WHAT TO DO
Find each line containing the string "symbol". Copy it.

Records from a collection
= = = =
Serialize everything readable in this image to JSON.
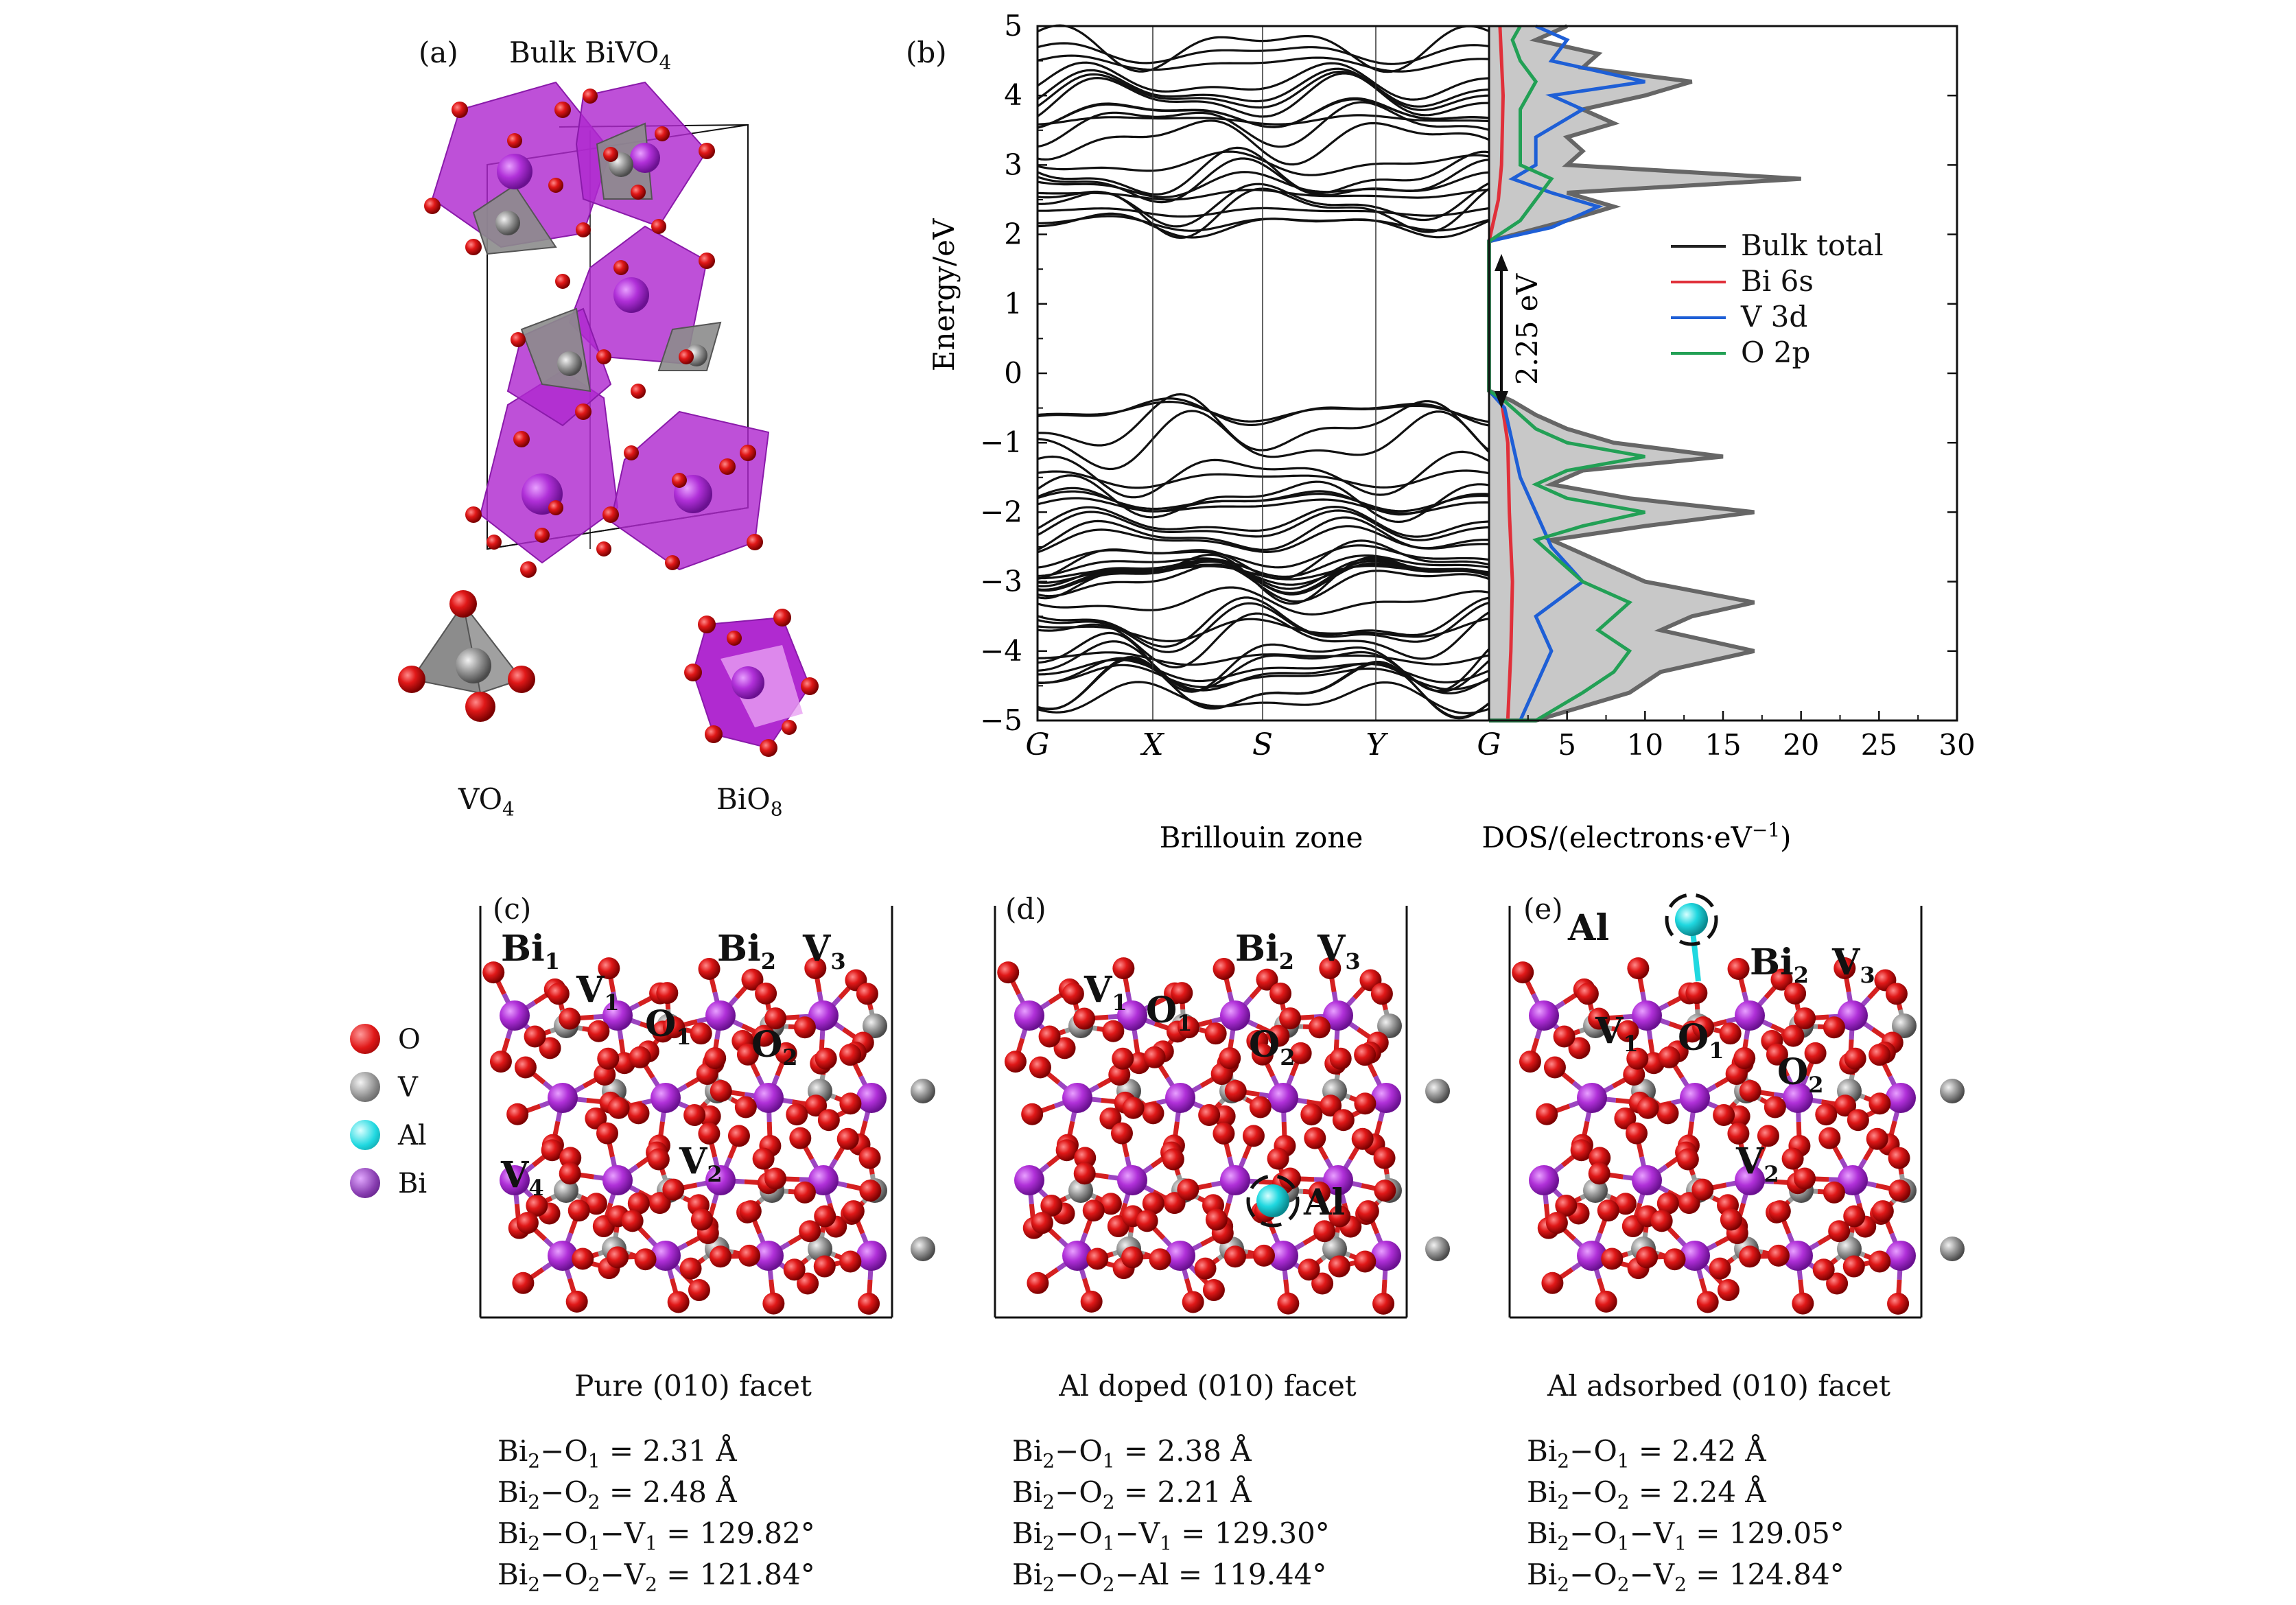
{
  "panels": {
    "a": {
      "tag": "(a)",
      "title": "Bulk BiVO",
      "title_sub": "4",
      "vo4": "VO",
      "vo4_sub": "4",
      "bio8": "BiO",
      "bio8_sub": "8"
    },
    "b": {
      "tag": "(b)"
    },
    "c": {
      "tag": "(c)",
      "caption": "Pure (010) facet"
    },
    "d": {
      "tag": "(d)",
      "caption": "Al doped (010) facet"
    },
    "e": {
      "tag": "(e)",
      "caption": "Al adsorbed (010) facet"
    }
  },
  "chart_data": [
    {
      "type": "line",
      "panel": "b-band-structure",
      "xlabel": "Brillouin zone",
      "ylabel": "Energy/eV",
      "x_ticks": [
        "G",
        "X",
        "S",
        "Y",
        "G"
      ],
      "ylim": [
        -5,
        5
      ],
      "y_ticks": [
        -5,
        -4,
        -3,
        -2,
        -1,
        0,
        1,
        2,
        3,
        4,
        5
      ],
      "valence_band_max": -0.3,
      "conduction_band_min": 1.95,
      "band_gap_label": "2.25 eV"
    },
    {
      "type": "area",
      "panel": "b-dos",
      "xlabel": "DOS/(electrons·eV",
      "xlabel_sup": "−1",
      "xlabel_close": ")",
      "xlim": [
        0,
        30
      ],
      "x_ticks": [
        5,
        10,
        15,
        20,
        25,
        30
      ],
      "ylim": [
        -5,
        5
      ],
      "legend_position": "right",
      "series": [
        {
          "name": "Bulk total",
          "color": "#222222",
          "energy": [
            -5.0,
            -4.6,
            -4.3,
            -4.0,
            -3.7,
            -3.5,
            -3.3,
            -3.0,
            -2.8,
            -2.6,
            -2.4,
            -2.2,
            -2.0,
            -1.8,
            -1.6,
            -1.4,
            -1.2,
            -1.0,
            -0.8,
            -0.6,
            -0.4,
            -0.25,
            1.9,
            2.05,
            2.2,
            2.4,
            2.6,
            2.8,
            3.0,
            3.2,
            3.4,
            3.6,
            3.8,
            4.0,
            4.2,
            4.4,
            4.6,
            4.8,
            5.0
          ],
          "dos": [
            3,
            9,
            11,
            17,
            11,
            13,
            17,
            10,
            8,
            6,
            4,
            10,
            17,
            9,
            4,
            6,
            15,
            8,
            5,
            3,
            1.5,
            0,
            0,
            2.5,
            5,
            8,
            5,
            20,
            5,
            6,
            5,
            8,
            6,
            10,
            13,
            6,
            7,
            3,
            5
          ]
        },
        {
          "name": "Bi 6s",
          "color": "#e0303a",
          "energy": [
            -5.0,
            -4.0,
            -3.0,
            -2.0,
            -1.0,
            -0.4,
            -0.25,
            1.9,
            2.5,
            3.0,
            4.0,
            5.0
          ],
          "dos": [
            1.2,
            1.4,
            1.5,
            1.3,
            1.2,
            0.8,
            0,
            0,
            0.6,
            0.8,
            0.9,
            0.7
          ]
        },
        {
          "name": "V 3d",
          "color": "#1e5fd6",
          "energy": [
            -5.0,
            -4.5,
            -4.0,
            -3.5,
            -3.0,
            -2.5,
            -2.0,
            -1.5,
            -1.0,
            -0.5,
            -0.25,
            1.9,
            2.1,
            2.4,
            2.6,
            2.8,
            3.0,
            3.4,
            3.8,
            4.0,
            4.2,
            4.5,
            4.8,
            5.0
          ],
          "dos": [
            2,
            3,
            4,
            3,
            6,
            4,
            3,
            2,
            1.5,
            1,
            0,
            0,
            4,
            7,
            4,
            1.5,
            3,
            3,
            6,
            4,
            10,
            4,
            5,
            3
          ]
        },
        {
          "name": "O 2p",
          "color": "#22a055",
          "energy": [
            -5.0,
            -4.6,
            -4.3,
            -4.0,
            -3.7,
            -3.5,
            -3.3,
            -3.0,
            -2.8,
            -2.6,
            -2.4,
            -2.2,
            -2.0,
            -1.8,
            -1.6,
            -1.4,
            -1.2,
            -1.0,
            -0.8,
            -0.6,
            -0.4,
            -0.25,
            1.9,
            2.2,
            2.5,
            2.8,
            3.0,
            3.4,
            3.8,
            4.2,
            4.5,
            4.8,
            5.0
          ],
          "dos": [
            3,
            6,
            8,
            9,
            7,
            8,
            9,
            6,
            5,
            4,
            3,
            6,
            10,
            5,
            3,
            5,
            10,
            5,
            3,
            2,
            1,
            0,
            0,
            2,
            3,
            4,
            2,
            2,
            2,
            3,
            2,
            1.5,
            2
          ]
        }
      ]
    }
  ],
  "atom_key": [
    {
      "symbol": "O",
      "color": "#e01818"
    },
    {
      "symbol": "V",
      "color": "#8c8c8c"
    },
    {
      "symbol": "Al",
      "color": "#20d8e0"
    },
    {
      "symbol": "Bi",
      "color": "#8a3fb2"
    }
  ],
  "atom_labels": {
    "c": [
      {
        "t": "Bi",
        "s": "1"
      },
      {
        "t": "V",
        "s": "1"
      },
      {
        "t": "O",
        "s": "1"
      },
      {
        "t": "Bi",
        "s": "2"
      },
      {
        "t": "O",
        "s": "2"
      },
      {
        "t": "V",
        "s": "3"
      },
      {
        "t": "V",
        "s": "4"
      },
      {
        "t": "V",
        "s": "2"
      }
    ],
    "d": [
      {
        "t": "V",
        "s": "1"
      },
      {
        "t": "O",
        "s": "1"
      },
      {
        "t": "Bi",
        "s": "2"
      },
      {
        "t": "O",
        "s": "2"
      },
      {
        "t": "V",
        "s": "3"
      },
      {
        "t": "Al",
        "s": ""
      }
    ],
    "e": [
      {
        "t": "Al",
        "s": ""
      },
      {
        "t": "V",
        "s": "1"
      },
      {
        "t": "O",
        "s": "1"
      },
      {
        "t": "Bi",
        "s": "2"
      },
      {
        "t": "V",
        "s": "3"
      },
      {
        "t": "O",
        "s": "2"
      },
      {
        "t": "V",
        "s": "2"
      }
    ]
  },
  "measurements": {
    "c": [
      {
        "a": "Bi",
        "as": "2",
        "rest": "−O",
        "rs": "1",
        "val": " = 2.31 Å"
      },
      {
        "a": "Bi",
        "as": "2",
        "rest": "−O",
        "rs": "2",
        "val": " = 2.48 Å"
      },
      {
        "a": "Bi",
        "as": "2",
        "rest": "−O",
        "rs": "1",
        "rest2": "−V",
        "rs2": "1",
        "val": " = 129.82°"
      },
      {
        "a": "Bi",
        "as": "2",
        "rest": "−O",
        "rs": "2",
        "rest2": "−V",
        "rs2": "2",
        "val": " = 121.84°"
      }
    ],
    "d": [
      {
        "a": "Bi",
        "as": "2",
        "rest": "−O",
        "rs": "1",
        "val": " = 2.38 Å"
      },
      {
        "a": "Bi",
        "as": "2",
        "rest": "−O",
        "rs": "2",
        "val": " = 2.21 Å"
      },
      {
        "a": "Bi",
        "as": "2",
        "rest": "−O",
        "rs": "1",
        "rest2": "−V",
        "rs2": "1",
        "val": " = 129.30°"
      },
      {
        "a": "Bi",
        "as": "2",
        "rest": "−O",
        "rs": "2",
        "rest2": "−Al",
        "rs2": "",
        "val": " = 119.44°"
      }
    ],
    "e": [
      {
        "a": "Bi",
        "as": "2",
        "rest": "−O",
        "rs": "1",
        "val": " = 2.42 Å"
      },
      {
        "a": "Bi",
        "as": "2",
        "rest": "−O",
        "rs": "2",
        "val": " = 2.24 Å"
      },
      {
        "a": "Bi",
        "as": "2",
        "rest": "−O",
        "rs": "1",
        "rest2": "−V",
        "rs2": "1",
        "val": " = 129.05°"
      },
      {
        "a": "Bi",
        "as": "2",
        "rest": "−O",
        "rs": "2",
        "rest2": "−V",
        "rs2": "2",
        "val": " = 124.84°"
      }
    ]
  }
}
= = = =
RESULT
      "symbol": "O",
      "symbol": "V",
      "symbol": "Al",
      "symbol": "Bi",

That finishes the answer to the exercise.